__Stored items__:
────────────────────
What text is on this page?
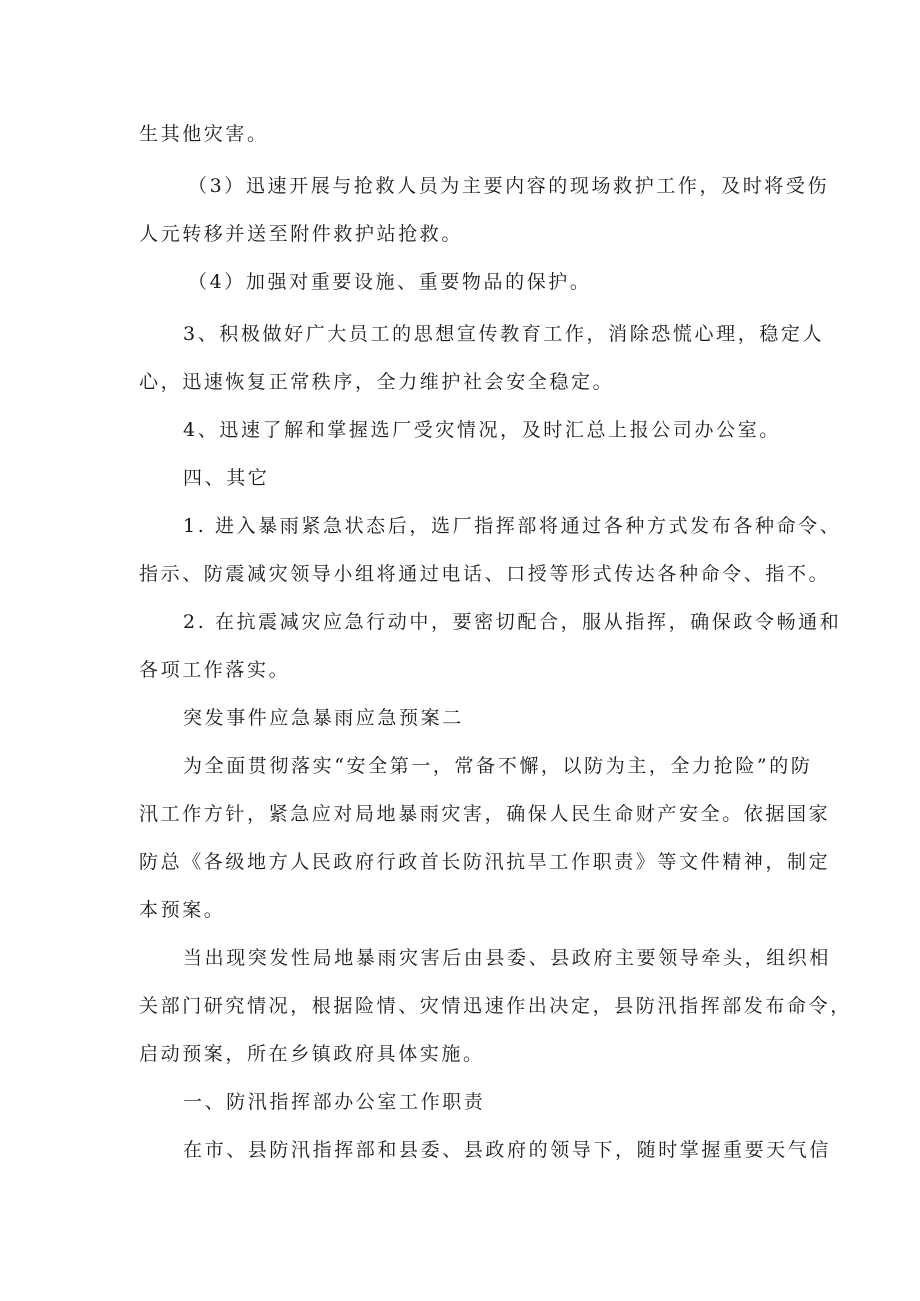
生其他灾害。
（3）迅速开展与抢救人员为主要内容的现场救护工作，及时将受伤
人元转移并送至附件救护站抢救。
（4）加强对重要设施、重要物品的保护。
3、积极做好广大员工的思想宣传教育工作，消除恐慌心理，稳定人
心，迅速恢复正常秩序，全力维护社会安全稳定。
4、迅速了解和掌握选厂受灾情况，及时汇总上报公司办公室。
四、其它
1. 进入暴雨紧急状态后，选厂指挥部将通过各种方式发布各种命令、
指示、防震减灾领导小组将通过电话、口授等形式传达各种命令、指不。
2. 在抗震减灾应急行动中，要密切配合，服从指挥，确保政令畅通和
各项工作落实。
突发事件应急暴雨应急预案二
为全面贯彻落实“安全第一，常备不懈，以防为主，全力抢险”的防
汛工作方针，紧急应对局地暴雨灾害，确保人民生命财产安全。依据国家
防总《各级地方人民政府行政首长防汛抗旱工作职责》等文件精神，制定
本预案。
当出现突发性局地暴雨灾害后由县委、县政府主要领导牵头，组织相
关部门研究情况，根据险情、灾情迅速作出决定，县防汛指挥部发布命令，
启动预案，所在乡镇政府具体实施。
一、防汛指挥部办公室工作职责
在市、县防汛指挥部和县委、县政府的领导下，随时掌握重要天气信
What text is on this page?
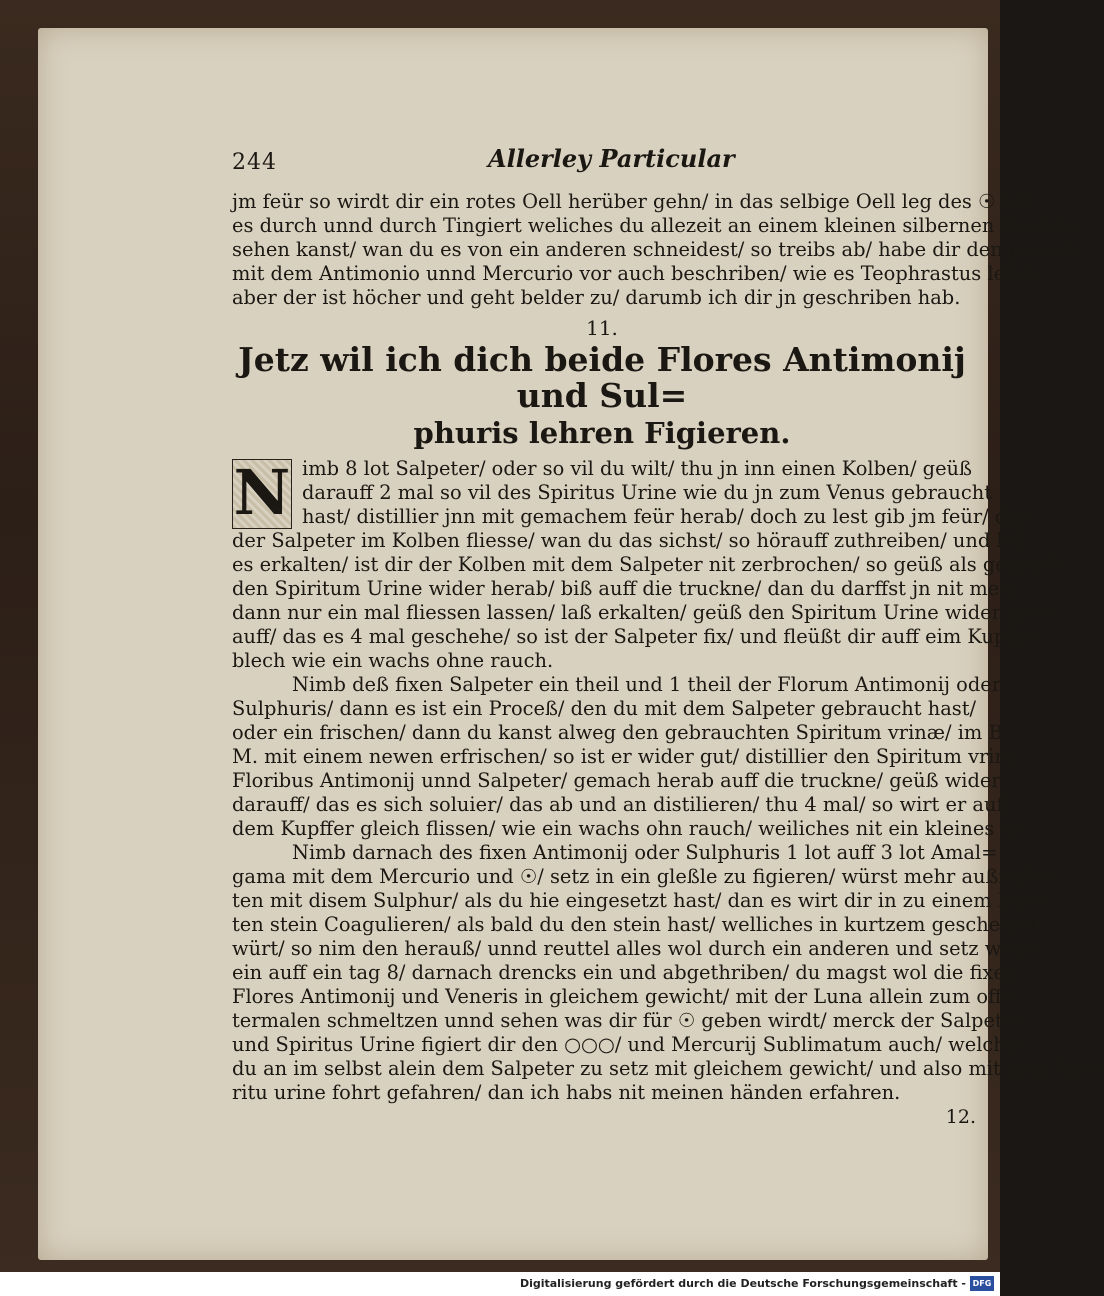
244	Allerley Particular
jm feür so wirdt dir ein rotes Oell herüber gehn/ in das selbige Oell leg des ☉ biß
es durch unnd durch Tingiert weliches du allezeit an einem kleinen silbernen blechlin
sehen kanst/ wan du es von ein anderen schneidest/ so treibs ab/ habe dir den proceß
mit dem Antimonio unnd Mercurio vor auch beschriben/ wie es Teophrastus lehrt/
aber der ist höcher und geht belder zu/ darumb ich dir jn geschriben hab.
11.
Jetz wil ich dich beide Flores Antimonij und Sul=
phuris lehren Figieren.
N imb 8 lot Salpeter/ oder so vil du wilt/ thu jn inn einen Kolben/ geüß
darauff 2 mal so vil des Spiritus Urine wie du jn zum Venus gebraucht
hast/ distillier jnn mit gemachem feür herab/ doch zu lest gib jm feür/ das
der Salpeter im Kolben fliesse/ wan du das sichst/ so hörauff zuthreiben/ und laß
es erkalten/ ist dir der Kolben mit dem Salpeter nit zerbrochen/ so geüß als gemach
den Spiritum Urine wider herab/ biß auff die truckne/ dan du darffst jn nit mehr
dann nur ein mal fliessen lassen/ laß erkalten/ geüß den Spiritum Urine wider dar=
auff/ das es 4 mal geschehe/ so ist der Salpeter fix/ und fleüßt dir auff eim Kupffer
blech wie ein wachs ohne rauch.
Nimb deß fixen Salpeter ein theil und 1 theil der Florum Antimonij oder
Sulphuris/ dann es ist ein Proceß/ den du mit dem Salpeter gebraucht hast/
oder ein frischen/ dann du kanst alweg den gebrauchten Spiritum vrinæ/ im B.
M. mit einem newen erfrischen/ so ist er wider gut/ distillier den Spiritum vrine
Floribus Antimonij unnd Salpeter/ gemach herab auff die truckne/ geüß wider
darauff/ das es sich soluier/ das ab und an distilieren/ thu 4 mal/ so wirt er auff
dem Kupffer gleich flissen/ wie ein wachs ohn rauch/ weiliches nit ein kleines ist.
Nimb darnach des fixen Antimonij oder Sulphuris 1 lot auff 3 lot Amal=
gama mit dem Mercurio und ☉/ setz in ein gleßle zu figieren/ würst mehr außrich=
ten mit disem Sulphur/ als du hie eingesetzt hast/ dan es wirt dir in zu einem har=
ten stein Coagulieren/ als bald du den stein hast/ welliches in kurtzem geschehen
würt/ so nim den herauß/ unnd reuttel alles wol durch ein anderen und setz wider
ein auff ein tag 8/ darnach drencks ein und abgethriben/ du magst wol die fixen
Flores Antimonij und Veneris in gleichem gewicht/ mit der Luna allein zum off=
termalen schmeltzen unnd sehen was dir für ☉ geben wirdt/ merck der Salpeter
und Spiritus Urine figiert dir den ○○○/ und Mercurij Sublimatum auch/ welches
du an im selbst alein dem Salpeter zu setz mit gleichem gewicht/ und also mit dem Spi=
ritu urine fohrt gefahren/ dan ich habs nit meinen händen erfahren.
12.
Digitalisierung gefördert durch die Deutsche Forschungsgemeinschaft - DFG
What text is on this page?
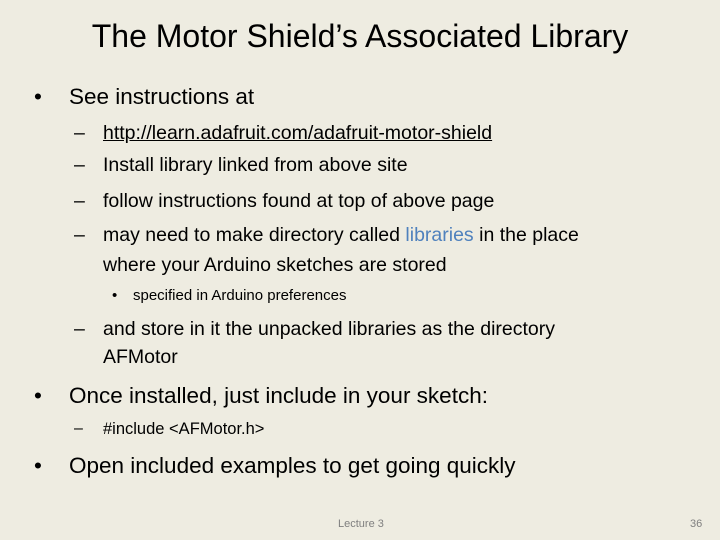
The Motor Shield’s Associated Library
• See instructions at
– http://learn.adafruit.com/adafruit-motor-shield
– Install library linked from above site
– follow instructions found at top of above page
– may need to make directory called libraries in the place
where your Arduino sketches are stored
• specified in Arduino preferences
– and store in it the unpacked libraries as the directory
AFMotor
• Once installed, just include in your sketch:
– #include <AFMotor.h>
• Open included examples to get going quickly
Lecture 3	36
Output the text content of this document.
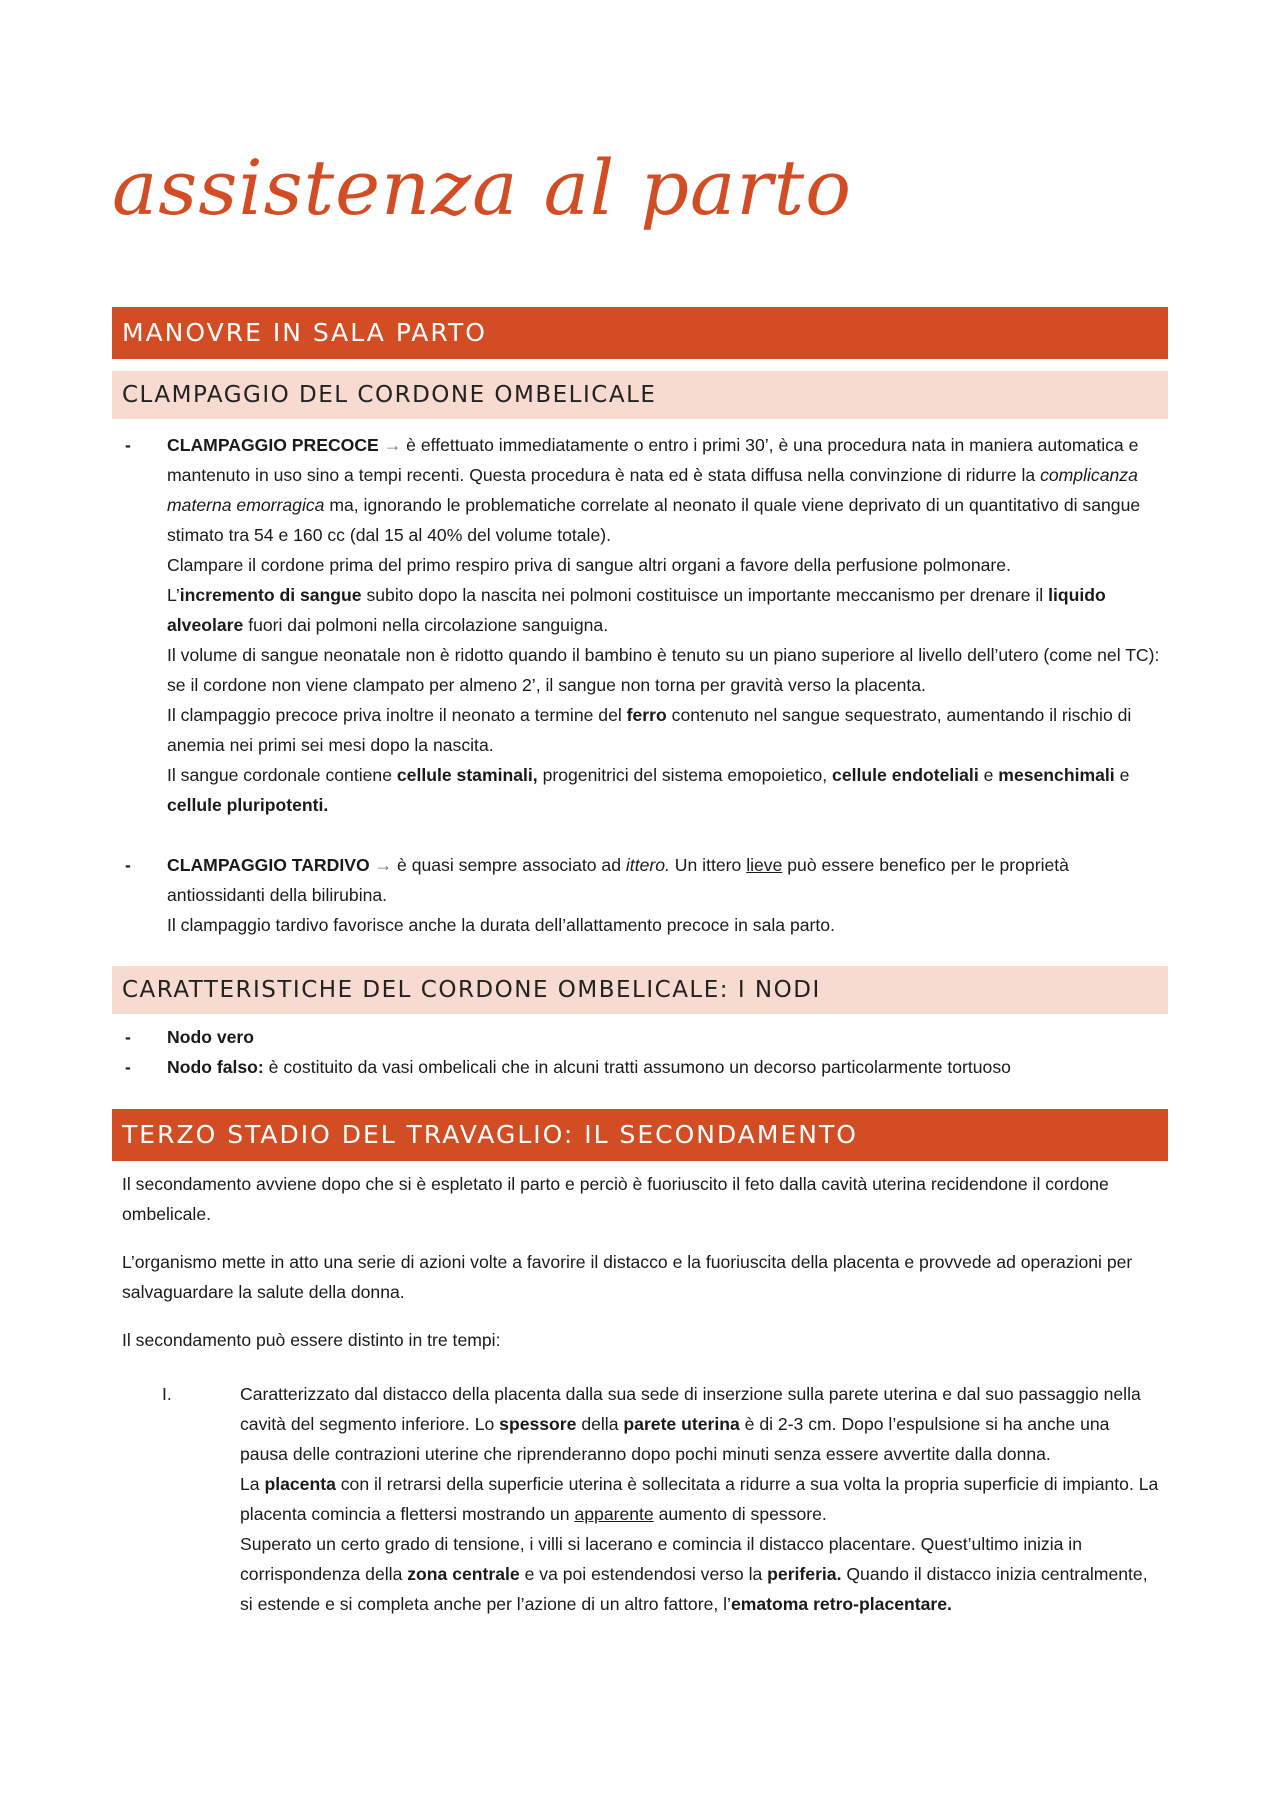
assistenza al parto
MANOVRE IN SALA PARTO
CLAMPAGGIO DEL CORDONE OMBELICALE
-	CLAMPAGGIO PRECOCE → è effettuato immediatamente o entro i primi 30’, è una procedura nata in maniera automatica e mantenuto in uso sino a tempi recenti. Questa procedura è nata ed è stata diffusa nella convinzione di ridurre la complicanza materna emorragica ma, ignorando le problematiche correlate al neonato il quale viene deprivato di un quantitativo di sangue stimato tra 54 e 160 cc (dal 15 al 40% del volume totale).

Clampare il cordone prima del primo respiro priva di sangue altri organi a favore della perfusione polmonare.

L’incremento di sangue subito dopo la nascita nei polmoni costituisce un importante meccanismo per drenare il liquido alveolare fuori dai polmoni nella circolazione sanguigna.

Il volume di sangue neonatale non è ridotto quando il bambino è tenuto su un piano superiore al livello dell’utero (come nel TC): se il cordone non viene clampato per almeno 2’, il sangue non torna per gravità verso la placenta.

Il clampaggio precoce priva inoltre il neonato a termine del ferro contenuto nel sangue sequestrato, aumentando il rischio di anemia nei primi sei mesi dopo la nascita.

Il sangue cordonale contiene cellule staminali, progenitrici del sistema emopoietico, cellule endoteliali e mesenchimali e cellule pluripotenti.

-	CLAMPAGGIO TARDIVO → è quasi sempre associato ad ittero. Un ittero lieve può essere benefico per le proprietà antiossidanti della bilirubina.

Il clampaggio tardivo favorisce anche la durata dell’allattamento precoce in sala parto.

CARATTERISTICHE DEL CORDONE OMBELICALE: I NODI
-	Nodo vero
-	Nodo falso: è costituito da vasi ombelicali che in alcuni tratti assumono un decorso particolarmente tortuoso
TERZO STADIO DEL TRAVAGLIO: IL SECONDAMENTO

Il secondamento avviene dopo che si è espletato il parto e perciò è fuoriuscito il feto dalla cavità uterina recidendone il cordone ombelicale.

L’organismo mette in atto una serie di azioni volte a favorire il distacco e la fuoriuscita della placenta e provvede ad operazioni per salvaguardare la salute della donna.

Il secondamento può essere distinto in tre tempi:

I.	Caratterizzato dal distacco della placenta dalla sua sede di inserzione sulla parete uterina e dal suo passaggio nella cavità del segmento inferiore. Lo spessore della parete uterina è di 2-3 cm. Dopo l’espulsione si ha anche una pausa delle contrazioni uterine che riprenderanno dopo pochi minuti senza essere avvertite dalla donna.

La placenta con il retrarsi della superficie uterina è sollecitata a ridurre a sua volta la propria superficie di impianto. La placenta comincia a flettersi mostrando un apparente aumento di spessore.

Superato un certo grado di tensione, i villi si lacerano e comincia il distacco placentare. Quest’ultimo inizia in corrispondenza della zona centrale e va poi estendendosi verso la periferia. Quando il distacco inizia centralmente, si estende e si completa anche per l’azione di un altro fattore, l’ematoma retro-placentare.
────────────────────
__WHAT IS BEING ASKED__: Check each line of the entries above, and show every one holding the word "your".

__EXPECTED ANSWER__:
where your Arduino sketches are stored
• Once installed, just include in your sketch:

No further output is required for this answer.